Problem: Copy each line in which the string "status" occurs.

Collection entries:
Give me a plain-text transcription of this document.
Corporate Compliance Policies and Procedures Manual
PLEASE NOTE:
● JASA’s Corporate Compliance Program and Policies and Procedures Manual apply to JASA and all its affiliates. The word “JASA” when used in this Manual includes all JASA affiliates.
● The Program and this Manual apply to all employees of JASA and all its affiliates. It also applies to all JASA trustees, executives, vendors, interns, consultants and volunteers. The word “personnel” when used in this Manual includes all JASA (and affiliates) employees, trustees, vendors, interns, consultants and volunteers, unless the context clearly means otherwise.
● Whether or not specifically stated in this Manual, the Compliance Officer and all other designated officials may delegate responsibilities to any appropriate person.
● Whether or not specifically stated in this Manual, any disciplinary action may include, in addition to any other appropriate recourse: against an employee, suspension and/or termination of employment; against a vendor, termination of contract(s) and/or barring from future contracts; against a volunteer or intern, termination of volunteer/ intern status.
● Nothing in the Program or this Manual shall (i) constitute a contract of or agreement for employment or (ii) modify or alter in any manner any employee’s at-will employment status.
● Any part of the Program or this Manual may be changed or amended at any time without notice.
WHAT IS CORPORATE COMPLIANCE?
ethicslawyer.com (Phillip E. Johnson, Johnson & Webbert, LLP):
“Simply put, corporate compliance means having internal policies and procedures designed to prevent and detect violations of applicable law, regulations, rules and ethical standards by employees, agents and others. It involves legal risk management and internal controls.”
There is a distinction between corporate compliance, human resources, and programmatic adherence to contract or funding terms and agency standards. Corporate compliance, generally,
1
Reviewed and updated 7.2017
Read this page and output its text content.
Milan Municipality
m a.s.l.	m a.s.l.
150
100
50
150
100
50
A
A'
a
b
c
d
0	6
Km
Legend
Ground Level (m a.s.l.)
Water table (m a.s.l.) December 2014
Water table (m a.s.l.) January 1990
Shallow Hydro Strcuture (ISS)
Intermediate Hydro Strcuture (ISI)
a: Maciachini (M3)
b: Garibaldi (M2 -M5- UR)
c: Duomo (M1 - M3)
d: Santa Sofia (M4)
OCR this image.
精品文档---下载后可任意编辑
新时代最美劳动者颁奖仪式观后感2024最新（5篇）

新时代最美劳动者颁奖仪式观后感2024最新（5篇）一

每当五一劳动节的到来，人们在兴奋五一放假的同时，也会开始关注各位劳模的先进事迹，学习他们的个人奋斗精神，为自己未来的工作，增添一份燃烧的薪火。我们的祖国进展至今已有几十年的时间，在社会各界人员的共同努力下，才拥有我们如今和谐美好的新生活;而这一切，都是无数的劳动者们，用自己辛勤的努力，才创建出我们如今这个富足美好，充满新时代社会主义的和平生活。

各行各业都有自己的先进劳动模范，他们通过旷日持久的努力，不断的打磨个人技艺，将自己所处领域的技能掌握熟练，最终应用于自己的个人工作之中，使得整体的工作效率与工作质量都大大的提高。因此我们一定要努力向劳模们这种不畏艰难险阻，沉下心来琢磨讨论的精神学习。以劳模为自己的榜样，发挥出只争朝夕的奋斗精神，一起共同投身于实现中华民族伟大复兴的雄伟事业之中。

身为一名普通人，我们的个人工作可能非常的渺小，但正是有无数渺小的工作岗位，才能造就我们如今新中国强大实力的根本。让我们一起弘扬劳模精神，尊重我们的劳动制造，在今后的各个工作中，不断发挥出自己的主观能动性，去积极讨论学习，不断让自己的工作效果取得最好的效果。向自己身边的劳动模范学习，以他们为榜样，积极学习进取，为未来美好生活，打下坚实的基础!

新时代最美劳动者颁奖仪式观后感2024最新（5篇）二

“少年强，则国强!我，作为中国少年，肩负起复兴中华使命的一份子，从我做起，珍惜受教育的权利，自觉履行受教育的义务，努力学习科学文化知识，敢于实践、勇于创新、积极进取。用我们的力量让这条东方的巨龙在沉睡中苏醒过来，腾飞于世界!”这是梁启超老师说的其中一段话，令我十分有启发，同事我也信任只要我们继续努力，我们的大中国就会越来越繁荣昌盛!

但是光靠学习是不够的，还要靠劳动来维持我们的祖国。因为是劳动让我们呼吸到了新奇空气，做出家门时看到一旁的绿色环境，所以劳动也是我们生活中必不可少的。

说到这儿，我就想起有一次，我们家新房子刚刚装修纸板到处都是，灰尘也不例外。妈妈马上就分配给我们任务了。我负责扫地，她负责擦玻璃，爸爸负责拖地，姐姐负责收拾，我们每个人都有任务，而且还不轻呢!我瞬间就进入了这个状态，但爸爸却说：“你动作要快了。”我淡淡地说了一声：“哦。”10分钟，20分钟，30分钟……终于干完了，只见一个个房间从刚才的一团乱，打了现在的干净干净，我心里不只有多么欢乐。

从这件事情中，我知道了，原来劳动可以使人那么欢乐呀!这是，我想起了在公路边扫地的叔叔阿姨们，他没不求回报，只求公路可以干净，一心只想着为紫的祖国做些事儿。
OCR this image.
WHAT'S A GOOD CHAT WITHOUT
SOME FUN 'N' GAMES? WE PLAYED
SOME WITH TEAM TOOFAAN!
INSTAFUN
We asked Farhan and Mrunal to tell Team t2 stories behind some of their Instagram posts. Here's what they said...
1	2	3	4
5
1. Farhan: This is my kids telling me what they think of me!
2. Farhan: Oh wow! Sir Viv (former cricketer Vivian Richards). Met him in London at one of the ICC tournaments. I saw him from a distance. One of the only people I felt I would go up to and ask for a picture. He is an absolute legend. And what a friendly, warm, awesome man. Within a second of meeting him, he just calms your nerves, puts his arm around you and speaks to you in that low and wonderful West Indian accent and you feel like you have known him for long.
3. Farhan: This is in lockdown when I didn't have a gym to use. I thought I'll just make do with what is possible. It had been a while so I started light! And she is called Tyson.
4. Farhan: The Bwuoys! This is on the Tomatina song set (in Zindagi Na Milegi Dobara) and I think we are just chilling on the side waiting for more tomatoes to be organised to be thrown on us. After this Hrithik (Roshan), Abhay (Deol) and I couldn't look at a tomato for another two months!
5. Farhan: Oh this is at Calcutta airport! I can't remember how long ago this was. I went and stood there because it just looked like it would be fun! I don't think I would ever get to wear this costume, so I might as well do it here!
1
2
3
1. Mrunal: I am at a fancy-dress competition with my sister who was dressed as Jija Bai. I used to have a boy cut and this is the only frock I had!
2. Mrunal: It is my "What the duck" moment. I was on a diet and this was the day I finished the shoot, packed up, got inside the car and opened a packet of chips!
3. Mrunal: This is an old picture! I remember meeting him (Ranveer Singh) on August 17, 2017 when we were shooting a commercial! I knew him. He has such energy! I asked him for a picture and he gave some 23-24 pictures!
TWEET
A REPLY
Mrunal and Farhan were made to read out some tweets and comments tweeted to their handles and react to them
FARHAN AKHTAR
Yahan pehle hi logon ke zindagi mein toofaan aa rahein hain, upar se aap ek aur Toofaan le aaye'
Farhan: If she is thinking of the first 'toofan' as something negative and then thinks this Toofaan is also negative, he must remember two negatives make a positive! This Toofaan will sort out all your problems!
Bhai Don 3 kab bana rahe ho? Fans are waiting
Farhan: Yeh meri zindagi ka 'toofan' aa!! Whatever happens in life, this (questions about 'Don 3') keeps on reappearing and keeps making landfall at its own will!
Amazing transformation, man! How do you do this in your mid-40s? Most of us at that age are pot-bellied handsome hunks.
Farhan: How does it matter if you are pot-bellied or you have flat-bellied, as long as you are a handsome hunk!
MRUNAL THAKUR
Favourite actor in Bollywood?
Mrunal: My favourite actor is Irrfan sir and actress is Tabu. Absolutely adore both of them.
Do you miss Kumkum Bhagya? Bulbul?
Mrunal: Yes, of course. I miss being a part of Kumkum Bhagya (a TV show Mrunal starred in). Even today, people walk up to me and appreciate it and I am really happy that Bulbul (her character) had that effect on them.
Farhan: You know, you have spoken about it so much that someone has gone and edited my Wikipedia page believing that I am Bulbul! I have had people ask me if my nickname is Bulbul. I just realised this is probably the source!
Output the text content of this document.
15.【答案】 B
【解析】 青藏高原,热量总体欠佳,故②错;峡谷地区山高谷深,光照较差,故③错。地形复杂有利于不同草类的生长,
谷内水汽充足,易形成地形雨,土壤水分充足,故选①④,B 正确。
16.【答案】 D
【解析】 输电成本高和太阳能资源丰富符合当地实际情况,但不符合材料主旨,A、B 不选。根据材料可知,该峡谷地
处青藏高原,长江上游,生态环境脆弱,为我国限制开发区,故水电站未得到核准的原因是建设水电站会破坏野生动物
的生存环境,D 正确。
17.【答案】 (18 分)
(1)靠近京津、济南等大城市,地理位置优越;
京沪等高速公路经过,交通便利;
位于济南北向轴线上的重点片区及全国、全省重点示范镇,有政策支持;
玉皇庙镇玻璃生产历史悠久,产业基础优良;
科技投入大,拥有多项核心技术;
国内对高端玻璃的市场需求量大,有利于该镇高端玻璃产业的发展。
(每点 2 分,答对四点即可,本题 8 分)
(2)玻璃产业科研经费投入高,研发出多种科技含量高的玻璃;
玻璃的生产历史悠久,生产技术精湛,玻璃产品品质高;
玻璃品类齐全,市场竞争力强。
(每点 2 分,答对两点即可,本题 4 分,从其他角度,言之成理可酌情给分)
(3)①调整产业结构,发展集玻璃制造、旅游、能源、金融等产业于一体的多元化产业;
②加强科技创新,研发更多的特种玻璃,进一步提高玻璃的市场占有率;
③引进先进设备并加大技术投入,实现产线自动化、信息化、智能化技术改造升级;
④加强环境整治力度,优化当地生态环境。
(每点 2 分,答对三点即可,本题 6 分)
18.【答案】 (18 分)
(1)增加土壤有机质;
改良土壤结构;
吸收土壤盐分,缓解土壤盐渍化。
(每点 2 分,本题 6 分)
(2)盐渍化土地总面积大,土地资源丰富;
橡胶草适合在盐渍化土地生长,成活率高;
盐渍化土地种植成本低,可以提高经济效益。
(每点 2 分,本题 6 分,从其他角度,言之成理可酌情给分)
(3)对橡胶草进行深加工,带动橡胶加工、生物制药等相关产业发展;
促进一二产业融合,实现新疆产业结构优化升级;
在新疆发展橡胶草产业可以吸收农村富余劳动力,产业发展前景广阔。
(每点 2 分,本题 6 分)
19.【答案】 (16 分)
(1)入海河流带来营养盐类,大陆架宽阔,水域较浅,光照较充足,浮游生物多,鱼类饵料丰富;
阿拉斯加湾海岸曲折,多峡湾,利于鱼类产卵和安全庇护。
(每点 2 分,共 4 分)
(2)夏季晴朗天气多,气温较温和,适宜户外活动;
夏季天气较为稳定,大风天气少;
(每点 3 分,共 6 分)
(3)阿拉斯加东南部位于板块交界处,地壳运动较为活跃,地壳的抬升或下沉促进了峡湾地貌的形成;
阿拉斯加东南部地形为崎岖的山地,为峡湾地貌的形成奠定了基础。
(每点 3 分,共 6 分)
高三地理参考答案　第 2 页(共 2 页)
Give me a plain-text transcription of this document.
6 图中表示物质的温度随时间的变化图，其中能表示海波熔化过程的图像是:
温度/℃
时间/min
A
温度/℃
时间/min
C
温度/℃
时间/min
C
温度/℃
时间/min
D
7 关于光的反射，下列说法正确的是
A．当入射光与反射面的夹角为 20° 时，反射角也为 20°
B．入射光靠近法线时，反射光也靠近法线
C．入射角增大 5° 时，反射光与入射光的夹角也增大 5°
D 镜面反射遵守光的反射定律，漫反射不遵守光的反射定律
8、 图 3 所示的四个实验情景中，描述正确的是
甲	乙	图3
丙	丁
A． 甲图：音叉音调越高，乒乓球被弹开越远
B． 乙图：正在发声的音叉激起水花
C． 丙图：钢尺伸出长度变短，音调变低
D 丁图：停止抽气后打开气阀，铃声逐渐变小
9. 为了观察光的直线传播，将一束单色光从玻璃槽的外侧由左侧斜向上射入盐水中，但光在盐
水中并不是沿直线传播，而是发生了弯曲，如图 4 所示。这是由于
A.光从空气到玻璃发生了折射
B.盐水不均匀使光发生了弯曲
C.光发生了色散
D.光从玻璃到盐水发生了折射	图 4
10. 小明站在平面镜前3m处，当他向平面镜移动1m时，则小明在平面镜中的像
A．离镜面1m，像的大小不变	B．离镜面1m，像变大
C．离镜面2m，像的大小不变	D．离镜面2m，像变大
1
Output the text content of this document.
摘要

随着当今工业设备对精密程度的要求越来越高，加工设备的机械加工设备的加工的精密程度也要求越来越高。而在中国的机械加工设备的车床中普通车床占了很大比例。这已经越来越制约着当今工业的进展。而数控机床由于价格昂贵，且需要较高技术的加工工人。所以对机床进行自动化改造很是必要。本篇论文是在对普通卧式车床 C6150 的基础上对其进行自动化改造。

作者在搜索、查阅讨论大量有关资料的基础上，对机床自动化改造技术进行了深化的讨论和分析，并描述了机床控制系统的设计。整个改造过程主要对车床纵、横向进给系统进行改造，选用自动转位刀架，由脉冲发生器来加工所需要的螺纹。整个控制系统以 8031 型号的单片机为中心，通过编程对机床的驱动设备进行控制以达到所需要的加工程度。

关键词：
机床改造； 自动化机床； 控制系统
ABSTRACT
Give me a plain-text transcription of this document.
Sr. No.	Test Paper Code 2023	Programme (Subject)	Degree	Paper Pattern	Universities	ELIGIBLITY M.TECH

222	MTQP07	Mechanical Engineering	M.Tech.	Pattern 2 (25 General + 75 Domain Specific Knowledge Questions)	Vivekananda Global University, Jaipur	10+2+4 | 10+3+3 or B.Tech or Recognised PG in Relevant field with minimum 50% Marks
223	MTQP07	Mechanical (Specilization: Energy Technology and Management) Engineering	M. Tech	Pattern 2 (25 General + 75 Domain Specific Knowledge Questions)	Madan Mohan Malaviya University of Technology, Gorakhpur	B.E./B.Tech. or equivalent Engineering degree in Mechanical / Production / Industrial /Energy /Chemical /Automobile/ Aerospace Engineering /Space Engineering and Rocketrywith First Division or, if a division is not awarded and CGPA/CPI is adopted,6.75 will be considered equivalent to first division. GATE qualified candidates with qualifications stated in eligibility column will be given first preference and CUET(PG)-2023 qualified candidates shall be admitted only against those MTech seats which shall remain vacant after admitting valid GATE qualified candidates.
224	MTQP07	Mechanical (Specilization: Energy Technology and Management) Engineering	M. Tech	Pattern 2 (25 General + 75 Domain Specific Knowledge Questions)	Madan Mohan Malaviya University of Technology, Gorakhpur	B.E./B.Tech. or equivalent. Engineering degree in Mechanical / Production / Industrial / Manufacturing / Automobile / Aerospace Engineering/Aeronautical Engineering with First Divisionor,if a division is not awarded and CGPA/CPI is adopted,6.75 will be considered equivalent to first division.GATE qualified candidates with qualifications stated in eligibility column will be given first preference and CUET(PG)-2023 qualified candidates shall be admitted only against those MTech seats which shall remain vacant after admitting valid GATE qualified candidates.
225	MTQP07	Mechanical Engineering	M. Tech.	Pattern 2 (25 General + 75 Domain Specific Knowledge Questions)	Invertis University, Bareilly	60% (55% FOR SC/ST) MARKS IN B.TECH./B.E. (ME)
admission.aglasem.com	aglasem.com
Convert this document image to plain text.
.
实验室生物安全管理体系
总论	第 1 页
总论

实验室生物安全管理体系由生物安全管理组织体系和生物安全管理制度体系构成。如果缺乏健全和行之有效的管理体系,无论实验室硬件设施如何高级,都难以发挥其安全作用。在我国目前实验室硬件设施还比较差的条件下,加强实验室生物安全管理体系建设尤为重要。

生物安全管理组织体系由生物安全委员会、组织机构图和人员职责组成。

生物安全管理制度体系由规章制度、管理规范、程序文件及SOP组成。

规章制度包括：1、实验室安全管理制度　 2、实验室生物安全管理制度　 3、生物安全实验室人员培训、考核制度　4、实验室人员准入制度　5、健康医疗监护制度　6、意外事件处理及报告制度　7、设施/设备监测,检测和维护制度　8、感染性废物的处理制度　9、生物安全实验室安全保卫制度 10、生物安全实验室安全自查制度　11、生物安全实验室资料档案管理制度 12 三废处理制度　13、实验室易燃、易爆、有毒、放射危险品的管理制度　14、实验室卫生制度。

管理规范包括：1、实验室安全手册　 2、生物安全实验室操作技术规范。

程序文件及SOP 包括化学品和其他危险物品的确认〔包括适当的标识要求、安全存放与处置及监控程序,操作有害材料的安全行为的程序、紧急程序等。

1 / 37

Written reply:
● Whether or not specifically stated in this Manual, any disciplinary action may include, in addition to any other appropriate recourse: against an employee, suspension and/or termination of employment; against a vendor, termination of contract(s) and/or barring from future contracts; against a volunteer or intern, termination of volunteer/ intern status.
● Nothing in the Program or this Manual shall (i) constitute a contract of or agreement for employment or (ii) modify or alter in any manner any employee’s at-will employment status.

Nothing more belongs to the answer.